▶ [Extrait de page]:
***
On attribue à Louise Moillon une cinquantaine de tableaux. Sa carrière est brillante et fructueuse. Si elle a réalisé quelques tableaux avec des humains image 7 elle s’est souvent consacrée à la nature morte, la catégorie la plus modeste dans la hiérarchie des genres.

Dans Coupe de cerises, prunes et melon image principale, l’artiste n’a pas cherché à impressionner par des fruits exotiques : elle a simplement voulu montrer les beautés de la nature dans leur simplicité, et composer un tableau harmonieux et appétissant.

Marie-Bélisandre Vaulet-Lagnier

Permalien : https://panoramadelart.com/analyse/coupe-de-cerises-prunes-et-melon

Publié le 28/08/2025

Ressources

La notice de l’œuvre sur le site web du Musée du Louvre

https://collections.louvre.fr/ark:/53355/cl010066853

Une notice biographique consacrée à Louise Moillon dans l’exposition virtuelle des musées de France « Les femmes artistes sortent de leur réserve »
***
▶ [Jeu de données]:
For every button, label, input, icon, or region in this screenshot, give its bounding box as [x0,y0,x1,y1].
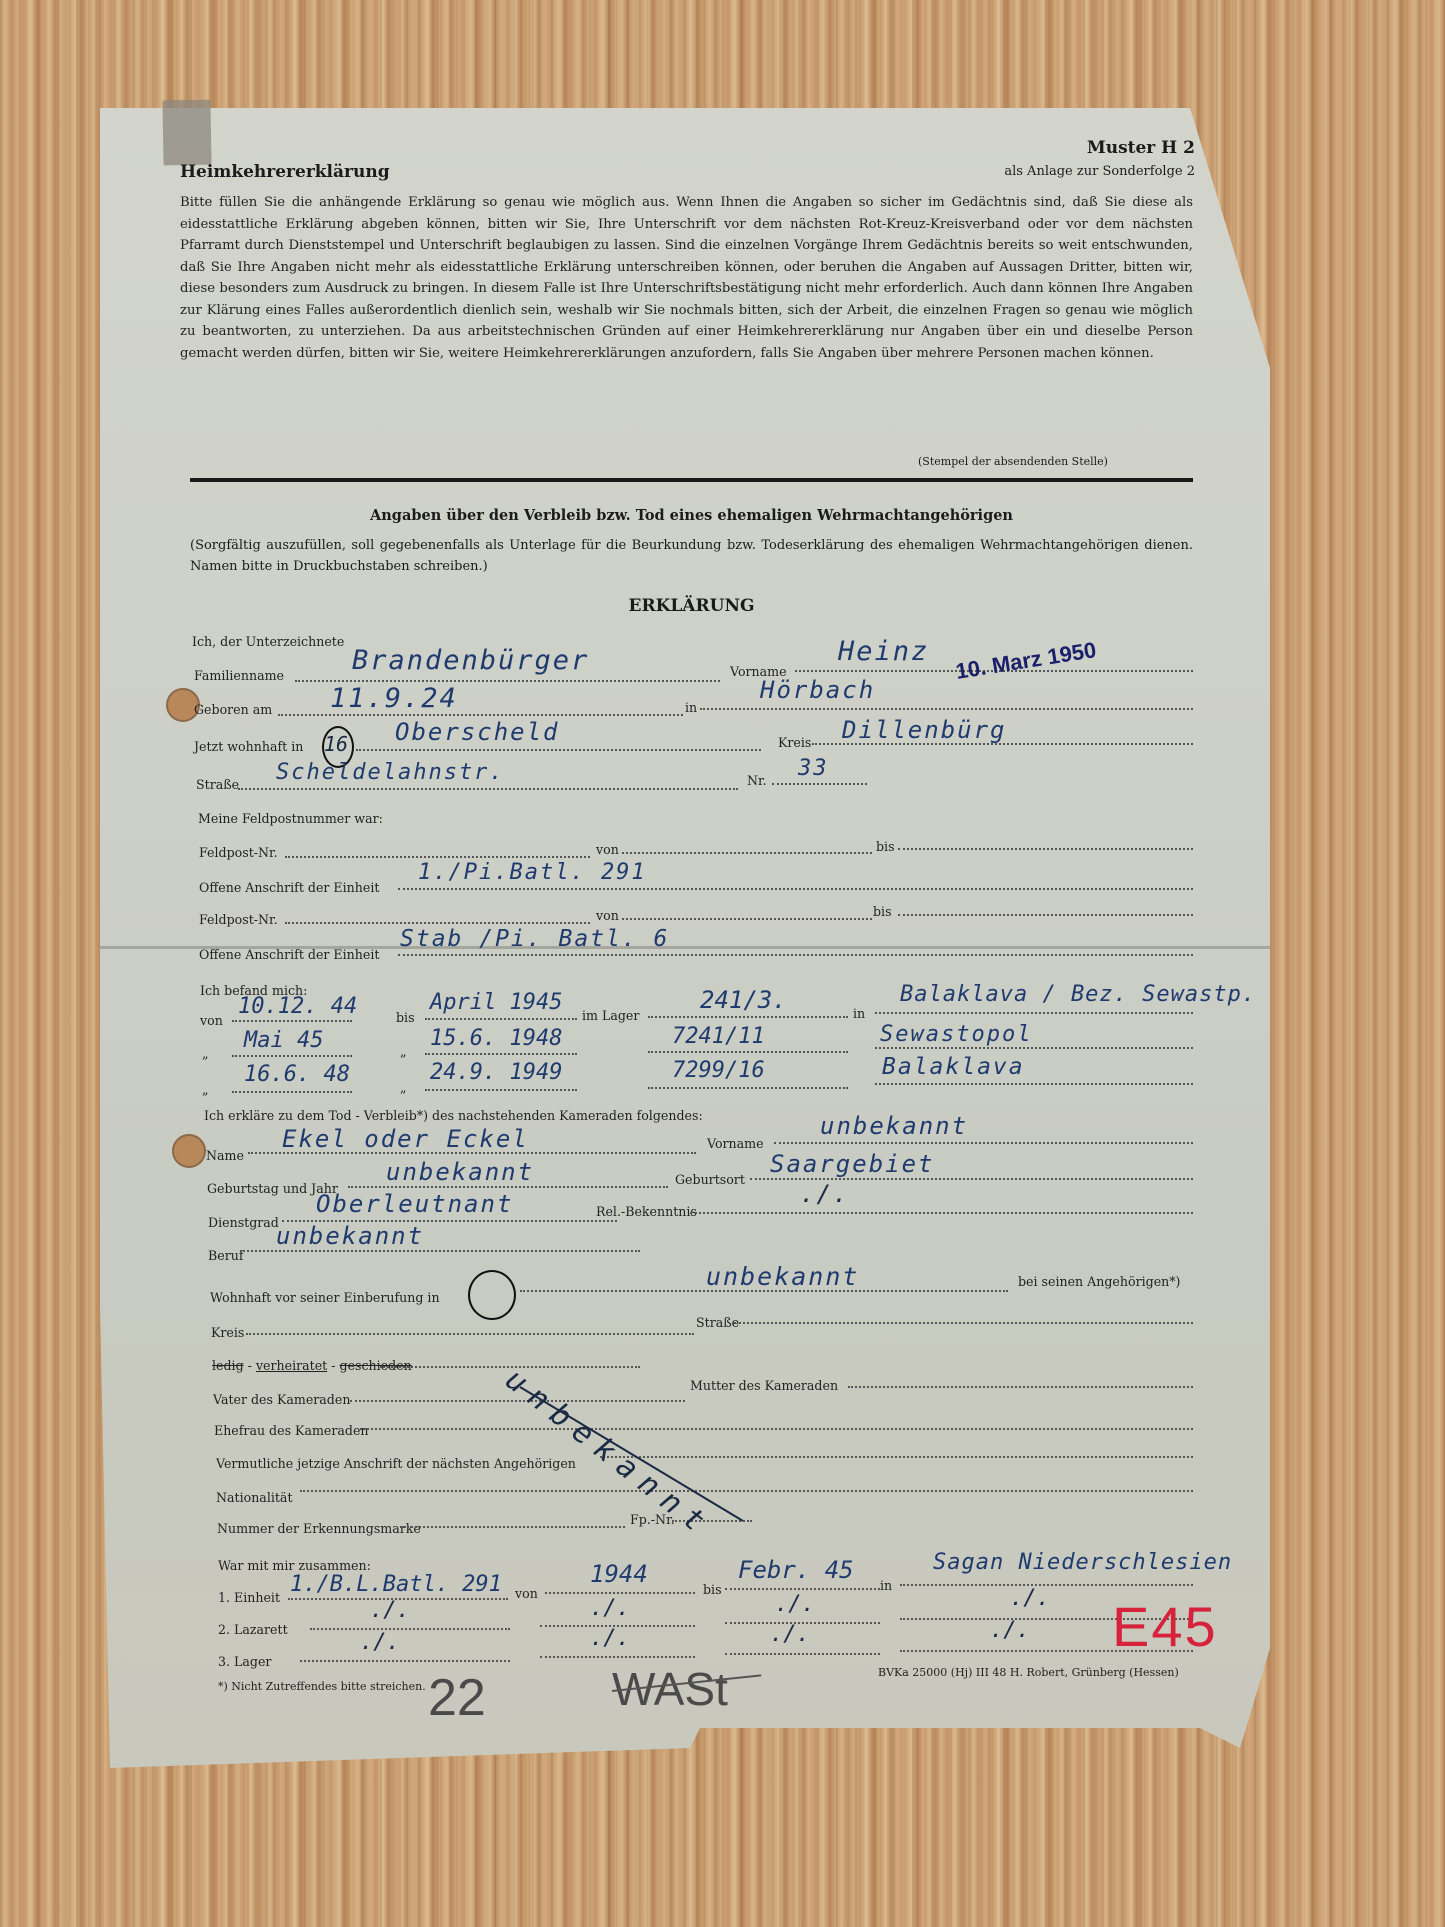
***
▶ [Liste des tâches]:
a – Pour chacune des affirmations suivantes, indiquez si elle concorde avec l’extrait sur Louise Moillon, en répondant par oui ou non et en citant les mots décisifs de l’extrait. (i) On attribue à Louise Moillon une cinquantaine de tableaux. (ii) La nature morte est la catégorie la plus prestigieuse dans la hiérarchie des genres. (iii) Dans Coupe de cerises, prunes et melon, l’artiste a voulu impressionner par des fruits exotiques.
b – Continuez l’extrait sur Louise Moillon au-delà de sa dernière ligne.
Le matériel n'a aucun rôle à jouer ici.

▶ [Réponses à l'exercice]:
a –
(i) Oui : « On attribue à Louise Moillon une cinquantaine de tableaux. »
(ii) Non : « la catégorie la plus modeste dans la hiérarchie des genres »
(iii) Non : « l’artiste n’a pas cherché à impressionner par des fruits exotiques »

b –
https://www.culture.gouv.fr/Thematiques/Musees/Les-musees-en-France/Les-collections-des-musees-de-France/Decouvrir-les-collections/Les-femmes-artistes-sortent-de-leur-reserve/Icones/Moillon-Louyse

Une notice biographique consacrée à Louise Moillon sur le site du Musée protestant

https://museeprotestant.org/notice/louise-moillon-1610-1696/

Glossaire

Cabinet de curiosités : Petite pièce conservant une collection d’objets rares ou précieux qu’on appelle aussi Cabinet d’art. Il se répand au XVIe siècle de Copenhague à Naples, de Lisbonne à Saint-Pétersbourg dans les cours princières, impériales et même dans la noblesse et la bourgeoisie. Le Cabinet de curiosités représente leur pouvoir et leur influence. Il est constitué d’éléments qui permettent d’appréhender le savoir, comme les œuvres d’art (artificialia), les instruments et livres scientifiques (scientifica), les productions rares de la nature (naturalia) et les objets d’origine extra-européenne (ethnografica).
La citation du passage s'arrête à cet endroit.